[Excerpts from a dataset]
────────────────
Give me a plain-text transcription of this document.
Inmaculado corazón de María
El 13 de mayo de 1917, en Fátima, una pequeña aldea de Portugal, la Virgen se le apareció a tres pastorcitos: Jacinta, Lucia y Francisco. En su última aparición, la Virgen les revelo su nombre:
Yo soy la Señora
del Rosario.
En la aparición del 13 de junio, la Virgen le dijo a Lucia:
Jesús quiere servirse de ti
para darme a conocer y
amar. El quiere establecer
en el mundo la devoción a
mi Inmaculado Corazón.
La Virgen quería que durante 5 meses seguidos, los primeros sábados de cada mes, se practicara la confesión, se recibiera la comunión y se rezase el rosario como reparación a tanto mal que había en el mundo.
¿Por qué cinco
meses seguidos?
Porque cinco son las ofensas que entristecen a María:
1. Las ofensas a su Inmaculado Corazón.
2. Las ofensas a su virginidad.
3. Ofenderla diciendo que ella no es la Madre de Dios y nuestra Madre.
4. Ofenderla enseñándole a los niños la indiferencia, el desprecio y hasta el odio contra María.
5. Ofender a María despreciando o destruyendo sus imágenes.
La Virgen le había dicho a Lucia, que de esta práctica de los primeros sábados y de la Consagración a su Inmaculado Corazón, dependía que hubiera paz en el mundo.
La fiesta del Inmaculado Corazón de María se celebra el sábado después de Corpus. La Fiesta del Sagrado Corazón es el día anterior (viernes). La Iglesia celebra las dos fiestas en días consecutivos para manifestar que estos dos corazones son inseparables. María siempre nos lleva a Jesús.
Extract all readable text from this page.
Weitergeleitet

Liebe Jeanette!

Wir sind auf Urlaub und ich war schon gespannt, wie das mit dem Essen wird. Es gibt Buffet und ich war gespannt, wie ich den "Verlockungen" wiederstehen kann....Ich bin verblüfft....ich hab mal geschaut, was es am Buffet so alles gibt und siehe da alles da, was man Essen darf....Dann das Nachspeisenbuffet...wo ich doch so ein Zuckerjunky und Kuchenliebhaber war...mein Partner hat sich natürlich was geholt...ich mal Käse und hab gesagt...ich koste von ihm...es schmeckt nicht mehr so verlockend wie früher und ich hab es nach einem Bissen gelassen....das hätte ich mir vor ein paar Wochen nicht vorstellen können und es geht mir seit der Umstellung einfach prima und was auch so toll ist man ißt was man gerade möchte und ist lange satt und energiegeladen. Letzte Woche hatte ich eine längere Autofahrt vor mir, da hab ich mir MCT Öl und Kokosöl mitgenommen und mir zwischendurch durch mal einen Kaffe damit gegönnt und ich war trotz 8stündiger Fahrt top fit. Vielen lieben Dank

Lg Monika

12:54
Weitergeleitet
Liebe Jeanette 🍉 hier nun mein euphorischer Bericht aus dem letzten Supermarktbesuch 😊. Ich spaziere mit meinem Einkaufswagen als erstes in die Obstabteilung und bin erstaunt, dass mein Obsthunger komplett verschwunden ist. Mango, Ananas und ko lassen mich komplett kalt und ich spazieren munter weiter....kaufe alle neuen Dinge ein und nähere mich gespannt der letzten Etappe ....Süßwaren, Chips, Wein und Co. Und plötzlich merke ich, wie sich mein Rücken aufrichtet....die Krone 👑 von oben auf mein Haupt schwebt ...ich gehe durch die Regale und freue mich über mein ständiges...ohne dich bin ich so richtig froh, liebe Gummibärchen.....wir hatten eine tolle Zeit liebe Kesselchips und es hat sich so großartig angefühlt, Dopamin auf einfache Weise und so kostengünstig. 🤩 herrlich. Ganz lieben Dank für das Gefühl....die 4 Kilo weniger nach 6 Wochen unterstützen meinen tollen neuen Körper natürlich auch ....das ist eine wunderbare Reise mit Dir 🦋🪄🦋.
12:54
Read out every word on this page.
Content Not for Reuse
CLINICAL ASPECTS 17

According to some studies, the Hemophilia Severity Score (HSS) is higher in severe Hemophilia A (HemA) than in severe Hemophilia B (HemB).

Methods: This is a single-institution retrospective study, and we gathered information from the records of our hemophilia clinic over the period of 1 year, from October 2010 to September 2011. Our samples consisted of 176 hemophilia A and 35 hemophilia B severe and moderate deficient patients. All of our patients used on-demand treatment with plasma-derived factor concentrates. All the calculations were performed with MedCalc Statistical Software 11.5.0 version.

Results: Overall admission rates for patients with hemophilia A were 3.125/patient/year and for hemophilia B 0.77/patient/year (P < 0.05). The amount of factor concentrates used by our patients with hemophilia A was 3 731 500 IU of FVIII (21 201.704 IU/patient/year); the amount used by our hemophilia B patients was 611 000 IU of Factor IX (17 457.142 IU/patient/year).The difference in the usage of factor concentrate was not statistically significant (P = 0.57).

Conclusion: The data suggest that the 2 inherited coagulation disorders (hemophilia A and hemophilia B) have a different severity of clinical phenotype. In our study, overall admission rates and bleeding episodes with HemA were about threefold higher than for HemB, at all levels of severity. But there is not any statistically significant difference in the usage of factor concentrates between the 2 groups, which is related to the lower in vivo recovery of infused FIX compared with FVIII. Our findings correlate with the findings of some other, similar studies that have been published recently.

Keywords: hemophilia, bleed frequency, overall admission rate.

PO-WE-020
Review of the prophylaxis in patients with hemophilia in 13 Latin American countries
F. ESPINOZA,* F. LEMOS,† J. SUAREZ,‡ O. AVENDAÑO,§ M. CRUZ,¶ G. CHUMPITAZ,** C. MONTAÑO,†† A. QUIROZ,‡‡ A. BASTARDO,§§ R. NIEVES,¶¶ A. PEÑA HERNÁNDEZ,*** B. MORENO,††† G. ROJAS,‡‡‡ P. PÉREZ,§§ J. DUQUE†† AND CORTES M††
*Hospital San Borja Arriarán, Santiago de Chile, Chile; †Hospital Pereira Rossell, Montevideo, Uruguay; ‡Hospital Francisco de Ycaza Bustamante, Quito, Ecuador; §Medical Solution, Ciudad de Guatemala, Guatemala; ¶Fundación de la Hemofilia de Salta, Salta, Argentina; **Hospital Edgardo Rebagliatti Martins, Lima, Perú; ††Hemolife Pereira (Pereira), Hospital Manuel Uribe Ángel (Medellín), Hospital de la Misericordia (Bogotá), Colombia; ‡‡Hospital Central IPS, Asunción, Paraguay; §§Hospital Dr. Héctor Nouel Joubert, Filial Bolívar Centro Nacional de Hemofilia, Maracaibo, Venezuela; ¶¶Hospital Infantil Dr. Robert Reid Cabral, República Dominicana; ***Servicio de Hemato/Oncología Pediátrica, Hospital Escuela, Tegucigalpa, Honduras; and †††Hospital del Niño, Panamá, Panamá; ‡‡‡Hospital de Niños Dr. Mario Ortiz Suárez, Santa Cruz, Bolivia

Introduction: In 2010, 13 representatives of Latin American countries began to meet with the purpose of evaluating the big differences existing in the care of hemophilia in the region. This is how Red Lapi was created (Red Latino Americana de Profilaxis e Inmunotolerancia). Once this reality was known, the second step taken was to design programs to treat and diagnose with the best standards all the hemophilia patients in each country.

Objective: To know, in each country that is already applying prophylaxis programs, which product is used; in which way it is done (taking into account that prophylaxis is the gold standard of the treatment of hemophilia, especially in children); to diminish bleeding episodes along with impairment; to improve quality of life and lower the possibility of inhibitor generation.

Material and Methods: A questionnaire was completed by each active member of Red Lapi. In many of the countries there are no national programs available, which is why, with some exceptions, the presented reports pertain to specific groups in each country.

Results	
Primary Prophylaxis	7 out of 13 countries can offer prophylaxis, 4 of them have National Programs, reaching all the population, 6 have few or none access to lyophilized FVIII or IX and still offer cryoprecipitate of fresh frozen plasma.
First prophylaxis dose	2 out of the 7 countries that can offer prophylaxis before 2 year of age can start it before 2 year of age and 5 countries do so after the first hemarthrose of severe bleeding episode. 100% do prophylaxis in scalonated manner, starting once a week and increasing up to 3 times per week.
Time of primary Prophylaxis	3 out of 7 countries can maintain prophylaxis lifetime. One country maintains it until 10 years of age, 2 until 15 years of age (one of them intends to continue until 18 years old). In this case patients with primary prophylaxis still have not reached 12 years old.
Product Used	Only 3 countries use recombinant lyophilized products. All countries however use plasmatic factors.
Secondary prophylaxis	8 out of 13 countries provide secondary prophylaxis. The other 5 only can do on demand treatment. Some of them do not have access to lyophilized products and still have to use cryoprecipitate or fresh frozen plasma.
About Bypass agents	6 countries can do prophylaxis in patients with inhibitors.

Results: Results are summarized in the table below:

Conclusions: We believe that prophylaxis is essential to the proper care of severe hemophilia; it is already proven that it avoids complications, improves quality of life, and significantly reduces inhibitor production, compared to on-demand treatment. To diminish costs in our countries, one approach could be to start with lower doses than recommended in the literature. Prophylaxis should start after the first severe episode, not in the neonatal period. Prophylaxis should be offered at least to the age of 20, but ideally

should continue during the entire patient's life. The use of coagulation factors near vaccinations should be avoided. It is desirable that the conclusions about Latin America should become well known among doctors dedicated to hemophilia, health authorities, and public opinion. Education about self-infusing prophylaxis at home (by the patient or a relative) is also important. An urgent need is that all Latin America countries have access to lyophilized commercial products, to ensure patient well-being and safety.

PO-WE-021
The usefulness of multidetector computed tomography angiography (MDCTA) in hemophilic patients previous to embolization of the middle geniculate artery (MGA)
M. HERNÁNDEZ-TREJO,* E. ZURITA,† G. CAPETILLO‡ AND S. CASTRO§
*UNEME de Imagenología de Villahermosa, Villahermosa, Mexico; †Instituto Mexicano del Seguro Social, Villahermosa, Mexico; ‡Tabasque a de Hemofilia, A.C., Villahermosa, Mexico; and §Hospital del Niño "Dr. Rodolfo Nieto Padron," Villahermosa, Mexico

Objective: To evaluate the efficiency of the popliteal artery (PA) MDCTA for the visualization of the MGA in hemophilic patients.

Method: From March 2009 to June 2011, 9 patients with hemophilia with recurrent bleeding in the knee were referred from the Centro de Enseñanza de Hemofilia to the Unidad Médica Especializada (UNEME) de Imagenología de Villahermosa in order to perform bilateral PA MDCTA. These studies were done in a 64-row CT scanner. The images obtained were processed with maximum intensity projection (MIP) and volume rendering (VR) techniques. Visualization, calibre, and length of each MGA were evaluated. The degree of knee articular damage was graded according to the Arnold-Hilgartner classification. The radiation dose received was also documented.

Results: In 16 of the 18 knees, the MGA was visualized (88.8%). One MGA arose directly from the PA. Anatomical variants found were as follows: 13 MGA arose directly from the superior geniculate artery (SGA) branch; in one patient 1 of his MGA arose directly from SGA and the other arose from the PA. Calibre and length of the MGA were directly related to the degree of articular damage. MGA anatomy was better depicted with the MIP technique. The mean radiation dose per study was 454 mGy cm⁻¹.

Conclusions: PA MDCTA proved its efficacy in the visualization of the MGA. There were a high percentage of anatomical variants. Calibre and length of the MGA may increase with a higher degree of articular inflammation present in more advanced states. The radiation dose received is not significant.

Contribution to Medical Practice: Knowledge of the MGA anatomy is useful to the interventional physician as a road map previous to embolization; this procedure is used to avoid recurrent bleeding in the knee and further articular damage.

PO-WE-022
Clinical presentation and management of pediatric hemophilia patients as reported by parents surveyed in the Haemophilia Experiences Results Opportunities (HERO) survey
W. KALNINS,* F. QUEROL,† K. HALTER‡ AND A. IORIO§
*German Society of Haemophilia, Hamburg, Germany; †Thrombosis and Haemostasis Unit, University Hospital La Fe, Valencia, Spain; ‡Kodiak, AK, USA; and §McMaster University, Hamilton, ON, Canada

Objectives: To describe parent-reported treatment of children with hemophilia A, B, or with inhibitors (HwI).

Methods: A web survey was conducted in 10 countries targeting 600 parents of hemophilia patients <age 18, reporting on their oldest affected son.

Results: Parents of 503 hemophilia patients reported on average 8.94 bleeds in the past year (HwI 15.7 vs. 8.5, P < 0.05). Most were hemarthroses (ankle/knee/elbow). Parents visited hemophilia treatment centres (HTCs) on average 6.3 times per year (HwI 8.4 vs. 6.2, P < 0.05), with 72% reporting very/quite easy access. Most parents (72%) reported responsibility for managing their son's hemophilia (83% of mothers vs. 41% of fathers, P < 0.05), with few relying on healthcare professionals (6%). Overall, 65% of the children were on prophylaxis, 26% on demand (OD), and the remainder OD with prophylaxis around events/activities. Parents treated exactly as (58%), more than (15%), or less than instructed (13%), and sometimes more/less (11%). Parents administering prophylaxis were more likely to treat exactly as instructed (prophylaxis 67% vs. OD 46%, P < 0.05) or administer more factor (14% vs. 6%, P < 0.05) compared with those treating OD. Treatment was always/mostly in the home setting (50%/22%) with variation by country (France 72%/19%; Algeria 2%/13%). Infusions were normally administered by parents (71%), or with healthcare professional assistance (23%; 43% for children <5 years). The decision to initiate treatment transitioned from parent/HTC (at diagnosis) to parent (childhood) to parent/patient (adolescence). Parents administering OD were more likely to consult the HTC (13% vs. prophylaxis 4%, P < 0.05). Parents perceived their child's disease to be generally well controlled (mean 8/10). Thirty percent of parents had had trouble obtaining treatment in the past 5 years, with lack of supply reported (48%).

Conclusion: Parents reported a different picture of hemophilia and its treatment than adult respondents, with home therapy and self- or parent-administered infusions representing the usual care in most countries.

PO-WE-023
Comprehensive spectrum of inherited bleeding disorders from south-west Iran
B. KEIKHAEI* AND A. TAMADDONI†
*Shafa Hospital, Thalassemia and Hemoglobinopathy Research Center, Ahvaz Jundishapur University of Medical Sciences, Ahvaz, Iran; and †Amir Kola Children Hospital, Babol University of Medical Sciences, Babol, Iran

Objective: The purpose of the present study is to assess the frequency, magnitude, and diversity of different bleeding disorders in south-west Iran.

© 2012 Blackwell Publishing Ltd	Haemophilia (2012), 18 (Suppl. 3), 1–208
────────────────
**Requirement:** In the records above, find each line that holds the word "ofensas"; copy all such lines.

**Solution:**
Porque cinco son las ofensas que entristecen a María:
1. Las ofensas a su Inmaculado Corazón.
2. Las ofensas a su virginidad.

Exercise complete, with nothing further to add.